▸ Provided information:
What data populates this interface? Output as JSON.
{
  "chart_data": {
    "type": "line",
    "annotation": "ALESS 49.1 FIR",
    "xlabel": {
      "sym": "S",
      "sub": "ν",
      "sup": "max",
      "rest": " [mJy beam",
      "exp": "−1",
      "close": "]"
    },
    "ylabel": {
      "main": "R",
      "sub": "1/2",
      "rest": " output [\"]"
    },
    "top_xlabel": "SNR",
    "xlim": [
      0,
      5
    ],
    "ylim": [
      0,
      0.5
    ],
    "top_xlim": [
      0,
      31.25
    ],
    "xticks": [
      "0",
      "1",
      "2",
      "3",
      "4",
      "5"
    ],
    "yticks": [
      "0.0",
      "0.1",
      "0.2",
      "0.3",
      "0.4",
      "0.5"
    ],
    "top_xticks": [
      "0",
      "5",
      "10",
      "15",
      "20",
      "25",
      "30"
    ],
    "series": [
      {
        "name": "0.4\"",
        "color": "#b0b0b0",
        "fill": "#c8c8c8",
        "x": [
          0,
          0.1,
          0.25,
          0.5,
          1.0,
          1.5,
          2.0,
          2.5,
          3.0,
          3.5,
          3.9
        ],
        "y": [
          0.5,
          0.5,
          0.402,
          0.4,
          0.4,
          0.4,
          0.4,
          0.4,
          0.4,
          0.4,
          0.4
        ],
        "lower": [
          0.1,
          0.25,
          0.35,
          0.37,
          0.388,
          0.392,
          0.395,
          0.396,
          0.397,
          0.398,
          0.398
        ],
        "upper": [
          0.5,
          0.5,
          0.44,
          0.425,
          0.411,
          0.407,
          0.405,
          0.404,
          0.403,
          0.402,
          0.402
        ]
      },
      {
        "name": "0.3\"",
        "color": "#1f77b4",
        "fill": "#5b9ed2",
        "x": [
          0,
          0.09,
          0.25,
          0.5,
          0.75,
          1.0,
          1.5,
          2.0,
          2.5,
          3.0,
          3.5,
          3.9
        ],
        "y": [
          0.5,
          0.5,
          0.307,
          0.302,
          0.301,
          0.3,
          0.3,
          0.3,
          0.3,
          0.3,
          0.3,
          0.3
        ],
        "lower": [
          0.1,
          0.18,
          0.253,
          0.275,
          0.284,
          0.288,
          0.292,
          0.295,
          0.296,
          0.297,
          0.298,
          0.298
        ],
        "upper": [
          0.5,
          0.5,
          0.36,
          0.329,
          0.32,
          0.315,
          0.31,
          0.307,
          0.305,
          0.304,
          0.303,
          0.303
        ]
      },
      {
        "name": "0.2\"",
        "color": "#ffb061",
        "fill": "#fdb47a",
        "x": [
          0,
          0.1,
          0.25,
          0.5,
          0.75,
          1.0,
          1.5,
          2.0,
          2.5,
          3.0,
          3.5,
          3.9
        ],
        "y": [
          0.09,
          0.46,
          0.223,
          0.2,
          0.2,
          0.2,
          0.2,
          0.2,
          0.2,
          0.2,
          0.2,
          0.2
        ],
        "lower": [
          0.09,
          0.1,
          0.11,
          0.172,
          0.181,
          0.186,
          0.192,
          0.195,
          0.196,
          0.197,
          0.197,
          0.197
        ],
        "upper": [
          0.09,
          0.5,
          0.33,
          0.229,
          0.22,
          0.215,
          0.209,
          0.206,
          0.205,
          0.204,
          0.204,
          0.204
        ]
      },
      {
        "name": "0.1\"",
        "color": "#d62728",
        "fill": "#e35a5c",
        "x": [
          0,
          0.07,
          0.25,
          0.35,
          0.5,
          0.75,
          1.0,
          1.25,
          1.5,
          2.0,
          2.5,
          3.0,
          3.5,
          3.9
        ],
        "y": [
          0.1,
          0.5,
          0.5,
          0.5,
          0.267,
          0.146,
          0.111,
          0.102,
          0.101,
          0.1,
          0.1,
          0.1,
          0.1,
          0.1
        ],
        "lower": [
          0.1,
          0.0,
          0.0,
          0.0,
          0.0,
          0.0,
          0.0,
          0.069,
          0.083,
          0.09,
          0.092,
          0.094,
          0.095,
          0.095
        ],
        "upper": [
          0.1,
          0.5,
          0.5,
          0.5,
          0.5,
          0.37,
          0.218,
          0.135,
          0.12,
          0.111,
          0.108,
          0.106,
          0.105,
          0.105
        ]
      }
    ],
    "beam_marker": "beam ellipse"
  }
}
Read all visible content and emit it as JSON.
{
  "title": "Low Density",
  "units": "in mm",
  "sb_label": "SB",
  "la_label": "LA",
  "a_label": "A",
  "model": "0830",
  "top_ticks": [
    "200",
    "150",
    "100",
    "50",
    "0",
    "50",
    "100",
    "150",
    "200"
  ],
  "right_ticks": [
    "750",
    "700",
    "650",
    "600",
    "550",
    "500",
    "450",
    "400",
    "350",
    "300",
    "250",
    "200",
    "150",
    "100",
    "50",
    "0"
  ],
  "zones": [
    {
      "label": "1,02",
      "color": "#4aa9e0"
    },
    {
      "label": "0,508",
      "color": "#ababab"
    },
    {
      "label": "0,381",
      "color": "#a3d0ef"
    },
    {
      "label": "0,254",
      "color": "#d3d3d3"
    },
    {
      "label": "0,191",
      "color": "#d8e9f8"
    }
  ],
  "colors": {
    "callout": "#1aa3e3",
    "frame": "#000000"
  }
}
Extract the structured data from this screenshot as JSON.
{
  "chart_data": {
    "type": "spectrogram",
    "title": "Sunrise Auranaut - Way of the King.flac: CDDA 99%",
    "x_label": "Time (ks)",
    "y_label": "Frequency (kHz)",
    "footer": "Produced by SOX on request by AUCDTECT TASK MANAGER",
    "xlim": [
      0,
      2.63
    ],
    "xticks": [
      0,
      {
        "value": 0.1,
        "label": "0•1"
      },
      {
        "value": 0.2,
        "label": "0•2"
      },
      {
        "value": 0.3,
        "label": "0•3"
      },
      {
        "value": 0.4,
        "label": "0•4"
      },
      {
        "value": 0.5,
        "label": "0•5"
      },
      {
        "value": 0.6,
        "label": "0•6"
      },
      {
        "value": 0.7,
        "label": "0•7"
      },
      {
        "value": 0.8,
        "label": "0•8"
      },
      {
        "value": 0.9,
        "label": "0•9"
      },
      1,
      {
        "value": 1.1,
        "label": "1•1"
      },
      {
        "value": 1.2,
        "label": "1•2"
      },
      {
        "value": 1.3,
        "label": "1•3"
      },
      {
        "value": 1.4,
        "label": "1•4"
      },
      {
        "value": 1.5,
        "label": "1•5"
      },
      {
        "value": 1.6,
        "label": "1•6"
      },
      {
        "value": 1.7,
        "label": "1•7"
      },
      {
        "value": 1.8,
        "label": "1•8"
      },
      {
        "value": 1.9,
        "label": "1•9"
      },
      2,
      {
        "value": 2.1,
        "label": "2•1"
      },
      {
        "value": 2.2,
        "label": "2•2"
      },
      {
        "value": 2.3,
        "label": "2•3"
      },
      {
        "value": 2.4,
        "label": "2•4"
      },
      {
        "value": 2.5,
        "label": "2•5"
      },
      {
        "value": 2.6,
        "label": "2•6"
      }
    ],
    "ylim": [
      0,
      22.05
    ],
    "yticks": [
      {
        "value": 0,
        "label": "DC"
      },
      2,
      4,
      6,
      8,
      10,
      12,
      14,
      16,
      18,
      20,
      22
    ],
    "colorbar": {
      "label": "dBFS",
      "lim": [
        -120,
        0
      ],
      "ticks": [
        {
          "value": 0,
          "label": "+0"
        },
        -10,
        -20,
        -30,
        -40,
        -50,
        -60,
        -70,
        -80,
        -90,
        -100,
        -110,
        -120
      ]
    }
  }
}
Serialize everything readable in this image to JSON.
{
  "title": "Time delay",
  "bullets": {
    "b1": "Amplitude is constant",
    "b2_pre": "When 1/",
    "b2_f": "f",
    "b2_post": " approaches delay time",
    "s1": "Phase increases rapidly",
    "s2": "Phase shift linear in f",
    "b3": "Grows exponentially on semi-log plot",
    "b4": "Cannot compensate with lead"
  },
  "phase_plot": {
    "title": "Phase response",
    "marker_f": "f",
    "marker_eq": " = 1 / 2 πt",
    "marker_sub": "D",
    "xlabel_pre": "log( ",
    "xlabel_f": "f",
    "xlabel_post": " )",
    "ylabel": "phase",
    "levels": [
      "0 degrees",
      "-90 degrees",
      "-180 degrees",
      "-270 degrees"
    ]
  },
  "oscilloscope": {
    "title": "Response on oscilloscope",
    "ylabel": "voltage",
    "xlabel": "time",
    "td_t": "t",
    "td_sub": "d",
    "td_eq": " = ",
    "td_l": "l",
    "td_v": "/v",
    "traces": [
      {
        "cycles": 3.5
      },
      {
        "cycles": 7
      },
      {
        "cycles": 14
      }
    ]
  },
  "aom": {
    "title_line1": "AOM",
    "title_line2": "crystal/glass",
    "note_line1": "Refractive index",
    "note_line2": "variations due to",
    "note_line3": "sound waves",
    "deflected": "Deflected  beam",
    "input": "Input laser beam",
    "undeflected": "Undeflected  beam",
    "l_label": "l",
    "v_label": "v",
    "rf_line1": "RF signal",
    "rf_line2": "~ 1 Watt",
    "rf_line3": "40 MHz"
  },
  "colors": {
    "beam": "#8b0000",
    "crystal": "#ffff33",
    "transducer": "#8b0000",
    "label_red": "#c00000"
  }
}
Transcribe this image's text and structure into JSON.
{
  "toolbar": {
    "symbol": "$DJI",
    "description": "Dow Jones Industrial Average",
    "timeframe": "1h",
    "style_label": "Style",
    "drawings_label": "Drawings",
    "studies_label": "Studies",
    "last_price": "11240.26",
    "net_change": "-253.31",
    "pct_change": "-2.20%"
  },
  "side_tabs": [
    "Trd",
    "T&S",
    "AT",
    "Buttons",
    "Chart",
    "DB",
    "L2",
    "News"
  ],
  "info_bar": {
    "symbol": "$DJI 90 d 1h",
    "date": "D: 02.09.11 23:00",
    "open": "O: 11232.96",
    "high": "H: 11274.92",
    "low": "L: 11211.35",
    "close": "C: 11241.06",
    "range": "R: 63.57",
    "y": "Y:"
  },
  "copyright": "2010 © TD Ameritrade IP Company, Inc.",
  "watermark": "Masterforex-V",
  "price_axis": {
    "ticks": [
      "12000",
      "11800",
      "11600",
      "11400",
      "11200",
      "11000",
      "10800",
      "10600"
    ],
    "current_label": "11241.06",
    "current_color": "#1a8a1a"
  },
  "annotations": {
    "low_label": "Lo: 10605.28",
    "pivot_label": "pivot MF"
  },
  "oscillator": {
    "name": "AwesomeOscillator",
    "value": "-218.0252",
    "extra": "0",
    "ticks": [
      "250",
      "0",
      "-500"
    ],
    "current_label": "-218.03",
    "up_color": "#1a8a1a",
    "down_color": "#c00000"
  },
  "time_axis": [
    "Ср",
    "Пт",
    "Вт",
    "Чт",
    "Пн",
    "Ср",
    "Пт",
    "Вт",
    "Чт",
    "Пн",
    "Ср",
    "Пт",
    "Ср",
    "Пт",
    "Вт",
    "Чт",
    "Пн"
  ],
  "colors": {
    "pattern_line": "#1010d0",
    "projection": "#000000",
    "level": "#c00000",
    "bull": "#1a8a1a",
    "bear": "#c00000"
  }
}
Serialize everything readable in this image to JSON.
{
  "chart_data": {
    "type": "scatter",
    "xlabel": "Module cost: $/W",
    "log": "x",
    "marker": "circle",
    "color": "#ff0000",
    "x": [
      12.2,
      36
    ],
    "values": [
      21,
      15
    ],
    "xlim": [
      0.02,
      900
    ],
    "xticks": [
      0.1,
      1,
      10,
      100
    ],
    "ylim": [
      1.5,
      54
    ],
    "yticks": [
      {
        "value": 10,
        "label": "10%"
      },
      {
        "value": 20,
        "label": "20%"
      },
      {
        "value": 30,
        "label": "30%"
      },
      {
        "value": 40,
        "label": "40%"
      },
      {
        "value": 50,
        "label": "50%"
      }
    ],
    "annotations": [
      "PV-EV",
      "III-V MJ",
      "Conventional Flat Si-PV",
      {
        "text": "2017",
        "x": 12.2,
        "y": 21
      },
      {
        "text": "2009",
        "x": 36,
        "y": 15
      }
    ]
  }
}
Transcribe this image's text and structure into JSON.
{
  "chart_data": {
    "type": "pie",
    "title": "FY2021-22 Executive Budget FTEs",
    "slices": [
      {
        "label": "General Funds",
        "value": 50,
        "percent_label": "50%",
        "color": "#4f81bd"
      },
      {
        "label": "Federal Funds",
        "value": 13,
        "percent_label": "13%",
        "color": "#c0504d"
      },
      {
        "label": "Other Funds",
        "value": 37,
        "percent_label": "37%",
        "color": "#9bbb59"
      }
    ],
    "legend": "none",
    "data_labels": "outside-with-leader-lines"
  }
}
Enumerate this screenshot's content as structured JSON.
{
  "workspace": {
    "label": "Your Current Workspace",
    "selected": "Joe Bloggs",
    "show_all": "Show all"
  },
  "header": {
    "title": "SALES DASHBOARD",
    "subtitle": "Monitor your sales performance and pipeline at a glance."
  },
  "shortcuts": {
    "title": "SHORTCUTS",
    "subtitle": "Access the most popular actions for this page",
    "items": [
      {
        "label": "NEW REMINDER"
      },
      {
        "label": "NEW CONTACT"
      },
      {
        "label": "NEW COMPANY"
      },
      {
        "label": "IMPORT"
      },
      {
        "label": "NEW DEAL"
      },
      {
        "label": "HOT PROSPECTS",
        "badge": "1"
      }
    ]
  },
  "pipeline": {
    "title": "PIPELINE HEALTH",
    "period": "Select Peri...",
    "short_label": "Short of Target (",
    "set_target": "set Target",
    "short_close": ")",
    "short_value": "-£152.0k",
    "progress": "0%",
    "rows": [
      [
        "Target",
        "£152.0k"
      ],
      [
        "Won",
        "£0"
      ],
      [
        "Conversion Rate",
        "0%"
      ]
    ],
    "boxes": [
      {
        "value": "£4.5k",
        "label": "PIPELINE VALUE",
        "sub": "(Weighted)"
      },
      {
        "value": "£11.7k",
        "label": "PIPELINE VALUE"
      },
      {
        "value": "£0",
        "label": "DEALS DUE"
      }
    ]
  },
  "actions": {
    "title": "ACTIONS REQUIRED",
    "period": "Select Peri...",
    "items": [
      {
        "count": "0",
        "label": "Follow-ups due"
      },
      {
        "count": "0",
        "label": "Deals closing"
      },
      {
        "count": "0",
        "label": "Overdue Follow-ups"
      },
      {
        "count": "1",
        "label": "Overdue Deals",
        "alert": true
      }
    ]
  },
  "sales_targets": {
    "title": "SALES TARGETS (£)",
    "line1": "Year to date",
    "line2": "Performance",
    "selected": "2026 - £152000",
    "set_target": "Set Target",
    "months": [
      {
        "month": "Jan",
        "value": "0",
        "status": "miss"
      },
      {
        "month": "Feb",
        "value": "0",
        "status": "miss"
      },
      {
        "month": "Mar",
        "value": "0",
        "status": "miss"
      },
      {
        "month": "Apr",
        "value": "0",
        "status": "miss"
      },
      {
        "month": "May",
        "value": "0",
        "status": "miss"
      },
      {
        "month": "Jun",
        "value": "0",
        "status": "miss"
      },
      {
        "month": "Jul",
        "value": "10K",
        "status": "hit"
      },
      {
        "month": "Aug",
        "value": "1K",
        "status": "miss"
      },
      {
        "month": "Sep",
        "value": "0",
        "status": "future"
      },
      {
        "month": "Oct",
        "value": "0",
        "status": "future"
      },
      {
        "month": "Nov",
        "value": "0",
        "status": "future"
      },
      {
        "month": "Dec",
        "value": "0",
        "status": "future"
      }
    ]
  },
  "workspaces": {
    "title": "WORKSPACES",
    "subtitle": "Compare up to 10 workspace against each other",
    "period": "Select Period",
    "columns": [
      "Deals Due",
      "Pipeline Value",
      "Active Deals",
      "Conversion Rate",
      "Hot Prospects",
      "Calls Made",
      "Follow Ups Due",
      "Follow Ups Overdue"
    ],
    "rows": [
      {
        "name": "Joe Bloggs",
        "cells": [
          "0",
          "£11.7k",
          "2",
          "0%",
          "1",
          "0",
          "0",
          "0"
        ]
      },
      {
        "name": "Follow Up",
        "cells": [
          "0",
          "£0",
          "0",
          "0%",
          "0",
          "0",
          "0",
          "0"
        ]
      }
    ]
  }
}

▸ Given task: Pull out all lines from the entries above in which the word "screenshot" appears.

▸ Task answer:
Extract the structured data from this screenshot as JSON.
Enumerate this screenshot's content as structured JSON.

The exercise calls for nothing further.